• **Supplied material**
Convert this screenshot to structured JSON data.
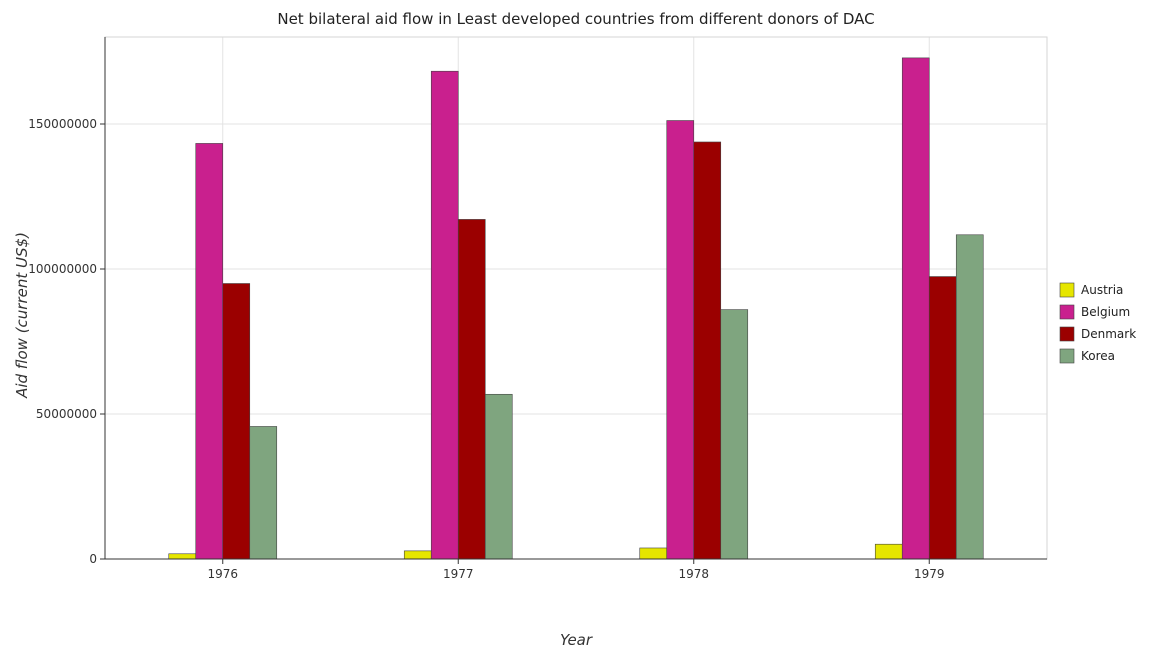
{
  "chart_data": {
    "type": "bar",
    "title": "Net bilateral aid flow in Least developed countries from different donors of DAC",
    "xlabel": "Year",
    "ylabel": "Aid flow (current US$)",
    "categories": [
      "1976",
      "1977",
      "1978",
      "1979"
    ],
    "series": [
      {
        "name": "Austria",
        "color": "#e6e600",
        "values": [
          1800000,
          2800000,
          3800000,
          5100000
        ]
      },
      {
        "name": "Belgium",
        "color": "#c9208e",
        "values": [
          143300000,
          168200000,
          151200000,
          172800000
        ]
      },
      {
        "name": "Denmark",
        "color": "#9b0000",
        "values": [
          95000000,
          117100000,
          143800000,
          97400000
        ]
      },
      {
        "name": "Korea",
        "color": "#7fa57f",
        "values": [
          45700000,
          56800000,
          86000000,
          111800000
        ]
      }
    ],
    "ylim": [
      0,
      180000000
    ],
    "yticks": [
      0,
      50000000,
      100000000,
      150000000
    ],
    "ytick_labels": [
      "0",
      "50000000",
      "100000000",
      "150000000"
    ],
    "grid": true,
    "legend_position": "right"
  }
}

...

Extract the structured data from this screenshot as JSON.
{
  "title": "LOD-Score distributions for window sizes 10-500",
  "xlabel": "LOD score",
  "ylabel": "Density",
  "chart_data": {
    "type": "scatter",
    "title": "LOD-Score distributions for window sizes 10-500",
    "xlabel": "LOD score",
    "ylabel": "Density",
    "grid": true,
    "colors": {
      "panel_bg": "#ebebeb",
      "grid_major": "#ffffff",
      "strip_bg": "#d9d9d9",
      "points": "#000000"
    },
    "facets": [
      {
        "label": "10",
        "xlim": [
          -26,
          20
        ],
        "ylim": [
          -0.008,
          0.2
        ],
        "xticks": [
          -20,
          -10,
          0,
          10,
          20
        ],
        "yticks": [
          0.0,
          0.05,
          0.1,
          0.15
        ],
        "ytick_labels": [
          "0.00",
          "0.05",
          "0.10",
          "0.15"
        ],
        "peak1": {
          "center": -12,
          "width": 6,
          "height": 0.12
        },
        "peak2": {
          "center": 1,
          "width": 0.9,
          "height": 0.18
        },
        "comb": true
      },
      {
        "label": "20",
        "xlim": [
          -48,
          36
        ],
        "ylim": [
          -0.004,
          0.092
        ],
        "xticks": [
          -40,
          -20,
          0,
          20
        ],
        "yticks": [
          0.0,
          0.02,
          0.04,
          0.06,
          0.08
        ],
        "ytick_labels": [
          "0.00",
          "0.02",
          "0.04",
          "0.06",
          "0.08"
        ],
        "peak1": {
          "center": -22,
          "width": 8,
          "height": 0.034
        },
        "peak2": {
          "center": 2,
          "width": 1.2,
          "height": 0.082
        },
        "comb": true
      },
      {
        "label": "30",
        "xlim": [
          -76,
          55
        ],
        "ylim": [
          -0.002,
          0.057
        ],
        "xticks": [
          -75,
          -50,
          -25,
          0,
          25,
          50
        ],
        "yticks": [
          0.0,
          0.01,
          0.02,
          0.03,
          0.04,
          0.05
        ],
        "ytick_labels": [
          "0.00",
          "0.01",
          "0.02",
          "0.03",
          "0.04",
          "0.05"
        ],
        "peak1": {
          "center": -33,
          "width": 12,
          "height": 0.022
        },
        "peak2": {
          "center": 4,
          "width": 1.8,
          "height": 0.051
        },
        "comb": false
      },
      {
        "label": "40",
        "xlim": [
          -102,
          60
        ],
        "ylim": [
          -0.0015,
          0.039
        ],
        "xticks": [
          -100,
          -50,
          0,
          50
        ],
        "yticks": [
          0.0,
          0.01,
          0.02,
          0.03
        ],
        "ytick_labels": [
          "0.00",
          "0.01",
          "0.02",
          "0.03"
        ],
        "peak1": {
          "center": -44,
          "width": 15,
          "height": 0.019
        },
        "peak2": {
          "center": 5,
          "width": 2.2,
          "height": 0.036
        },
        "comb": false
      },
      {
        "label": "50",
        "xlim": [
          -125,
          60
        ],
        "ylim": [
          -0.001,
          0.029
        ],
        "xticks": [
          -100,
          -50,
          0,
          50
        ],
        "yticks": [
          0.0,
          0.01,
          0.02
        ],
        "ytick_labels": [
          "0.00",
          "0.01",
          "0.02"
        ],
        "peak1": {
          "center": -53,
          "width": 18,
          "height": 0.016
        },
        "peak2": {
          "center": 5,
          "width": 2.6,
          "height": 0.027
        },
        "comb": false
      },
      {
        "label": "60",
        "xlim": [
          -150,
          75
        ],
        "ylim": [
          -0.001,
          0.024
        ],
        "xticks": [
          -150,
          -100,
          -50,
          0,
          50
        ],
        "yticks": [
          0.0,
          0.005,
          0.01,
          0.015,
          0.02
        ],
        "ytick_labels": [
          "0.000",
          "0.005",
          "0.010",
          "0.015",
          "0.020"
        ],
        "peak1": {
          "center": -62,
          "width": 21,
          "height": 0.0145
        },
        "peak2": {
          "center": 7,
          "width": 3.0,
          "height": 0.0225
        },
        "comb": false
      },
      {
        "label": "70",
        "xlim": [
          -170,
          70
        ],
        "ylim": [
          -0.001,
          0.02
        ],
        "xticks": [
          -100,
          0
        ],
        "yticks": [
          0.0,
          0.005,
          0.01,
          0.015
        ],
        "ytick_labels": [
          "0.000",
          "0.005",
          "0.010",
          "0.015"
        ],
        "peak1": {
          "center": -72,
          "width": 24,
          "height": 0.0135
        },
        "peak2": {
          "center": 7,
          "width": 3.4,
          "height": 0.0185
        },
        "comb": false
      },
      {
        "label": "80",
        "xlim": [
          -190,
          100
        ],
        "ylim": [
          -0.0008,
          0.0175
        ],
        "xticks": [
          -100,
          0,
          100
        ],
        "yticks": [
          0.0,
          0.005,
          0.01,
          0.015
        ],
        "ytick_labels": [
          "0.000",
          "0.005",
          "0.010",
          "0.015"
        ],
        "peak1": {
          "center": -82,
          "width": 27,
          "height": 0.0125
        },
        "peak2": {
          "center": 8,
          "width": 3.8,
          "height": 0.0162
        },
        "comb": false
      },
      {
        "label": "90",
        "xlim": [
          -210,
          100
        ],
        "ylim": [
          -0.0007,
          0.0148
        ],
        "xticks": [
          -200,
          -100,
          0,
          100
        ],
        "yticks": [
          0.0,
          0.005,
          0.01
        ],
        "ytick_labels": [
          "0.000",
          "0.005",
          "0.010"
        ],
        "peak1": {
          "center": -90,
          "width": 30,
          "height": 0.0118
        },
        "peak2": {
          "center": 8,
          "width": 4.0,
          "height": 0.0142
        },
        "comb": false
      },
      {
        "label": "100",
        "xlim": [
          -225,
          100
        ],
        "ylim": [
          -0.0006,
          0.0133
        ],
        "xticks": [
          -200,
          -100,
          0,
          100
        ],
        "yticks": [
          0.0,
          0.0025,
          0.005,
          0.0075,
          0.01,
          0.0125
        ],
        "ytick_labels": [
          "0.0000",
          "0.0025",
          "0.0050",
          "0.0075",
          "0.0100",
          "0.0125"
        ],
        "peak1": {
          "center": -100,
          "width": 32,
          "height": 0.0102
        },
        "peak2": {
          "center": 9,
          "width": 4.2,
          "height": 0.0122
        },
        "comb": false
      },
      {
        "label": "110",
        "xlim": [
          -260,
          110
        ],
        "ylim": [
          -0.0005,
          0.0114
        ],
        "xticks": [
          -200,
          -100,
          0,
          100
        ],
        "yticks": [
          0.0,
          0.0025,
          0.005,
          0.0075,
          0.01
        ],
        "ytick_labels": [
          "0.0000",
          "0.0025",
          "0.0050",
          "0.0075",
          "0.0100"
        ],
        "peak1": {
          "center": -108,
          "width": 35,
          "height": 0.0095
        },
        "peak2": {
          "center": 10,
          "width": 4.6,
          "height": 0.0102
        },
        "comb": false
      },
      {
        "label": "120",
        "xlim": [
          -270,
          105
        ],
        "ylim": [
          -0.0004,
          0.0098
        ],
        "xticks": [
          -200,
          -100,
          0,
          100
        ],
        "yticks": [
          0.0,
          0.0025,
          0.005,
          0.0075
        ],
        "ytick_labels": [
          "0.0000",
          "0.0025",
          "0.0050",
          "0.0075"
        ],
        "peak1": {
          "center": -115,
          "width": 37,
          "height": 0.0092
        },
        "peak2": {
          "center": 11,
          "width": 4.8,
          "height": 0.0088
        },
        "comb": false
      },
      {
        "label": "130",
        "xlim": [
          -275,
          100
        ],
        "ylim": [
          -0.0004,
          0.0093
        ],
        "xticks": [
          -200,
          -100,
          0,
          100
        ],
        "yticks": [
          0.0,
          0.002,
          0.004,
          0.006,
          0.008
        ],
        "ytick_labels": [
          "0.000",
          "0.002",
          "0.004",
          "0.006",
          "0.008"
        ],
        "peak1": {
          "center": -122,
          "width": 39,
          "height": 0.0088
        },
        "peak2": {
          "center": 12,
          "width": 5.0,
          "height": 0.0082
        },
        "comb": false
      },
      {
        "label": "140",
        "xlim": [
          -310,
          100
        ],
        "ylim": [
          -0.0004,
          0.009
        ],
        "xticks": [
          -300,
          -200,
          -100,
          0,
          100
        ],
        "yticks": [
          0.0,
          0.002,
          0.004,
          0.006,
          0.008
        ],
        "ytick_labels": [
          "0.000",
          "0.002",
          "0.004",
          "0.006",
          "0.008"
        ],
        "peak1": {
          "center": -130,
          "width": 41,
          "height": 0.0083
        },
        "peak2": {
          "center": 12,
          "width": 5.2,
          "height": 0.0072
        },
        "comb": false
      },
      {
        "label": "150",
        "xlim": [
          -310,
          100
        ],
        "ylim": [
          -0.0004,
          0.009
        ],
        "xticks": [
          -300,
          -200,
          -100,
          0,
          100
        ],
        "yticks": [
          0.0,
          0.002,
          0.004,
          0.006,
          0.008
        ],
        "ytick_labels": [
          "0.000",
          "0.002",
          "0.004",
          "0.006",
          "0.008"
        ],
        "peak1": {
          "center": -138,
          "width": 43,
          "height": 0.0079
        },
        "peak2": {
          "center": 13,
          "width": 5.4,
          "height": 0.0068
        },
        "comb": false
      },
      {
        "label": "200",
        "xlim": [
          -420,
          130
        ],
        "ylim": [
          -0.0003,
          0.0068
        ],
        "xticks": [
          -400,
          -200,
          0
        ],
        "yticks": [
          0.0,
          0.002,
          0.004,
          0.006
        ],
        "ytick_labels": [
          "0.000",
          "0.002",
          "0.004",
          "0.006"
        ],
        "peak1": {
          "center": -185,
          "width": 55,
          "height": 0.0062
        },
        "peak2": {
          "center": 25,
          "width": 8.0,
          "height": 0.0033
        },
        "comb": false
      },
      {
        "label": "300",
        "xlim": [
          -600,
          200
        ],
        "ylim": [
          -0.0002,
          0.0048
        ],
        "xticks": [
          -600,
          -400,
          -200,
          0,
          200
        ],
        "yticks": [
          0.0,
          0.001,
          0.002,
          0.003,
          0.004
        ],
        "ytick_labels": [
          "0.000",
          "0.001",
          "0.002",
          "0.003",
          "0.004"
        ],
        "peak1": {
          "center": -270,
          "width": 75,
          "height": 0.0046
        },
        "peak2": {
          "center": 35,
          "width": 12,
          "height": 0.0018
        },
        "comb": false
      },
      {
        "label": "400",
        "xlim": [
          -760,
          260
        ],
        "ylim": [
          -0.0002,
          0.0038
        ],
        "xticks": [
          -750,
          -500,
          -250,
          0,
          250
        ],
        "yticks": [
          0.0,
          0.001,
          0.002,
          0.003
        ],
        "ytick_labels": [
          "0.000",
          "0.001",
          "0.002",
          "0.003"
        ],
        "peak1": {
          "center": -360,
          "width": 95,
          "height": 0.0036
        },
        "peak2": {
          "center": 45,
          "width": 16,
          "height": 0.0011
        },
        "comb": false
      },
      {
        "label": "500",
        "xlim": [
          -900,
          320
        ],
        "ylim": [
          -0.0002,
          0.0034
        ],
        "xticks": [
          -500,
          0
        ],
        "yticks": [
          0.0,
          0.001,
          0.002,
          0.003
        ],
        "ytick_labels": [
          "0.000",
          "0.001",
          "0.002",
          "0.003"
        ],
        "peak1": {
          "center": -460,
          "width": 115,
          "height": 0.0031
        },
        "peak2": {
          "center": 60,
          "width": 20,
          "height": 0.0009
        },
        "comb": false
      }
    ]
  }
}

• **Exercise details**
In the material above, show every line where the word "sizes" turns up.

• **Problem solution**
  "title": "LOD-Score distributions for window sizes 10-500",
    "title": "LOD-Score distributions for window sizes 10-500",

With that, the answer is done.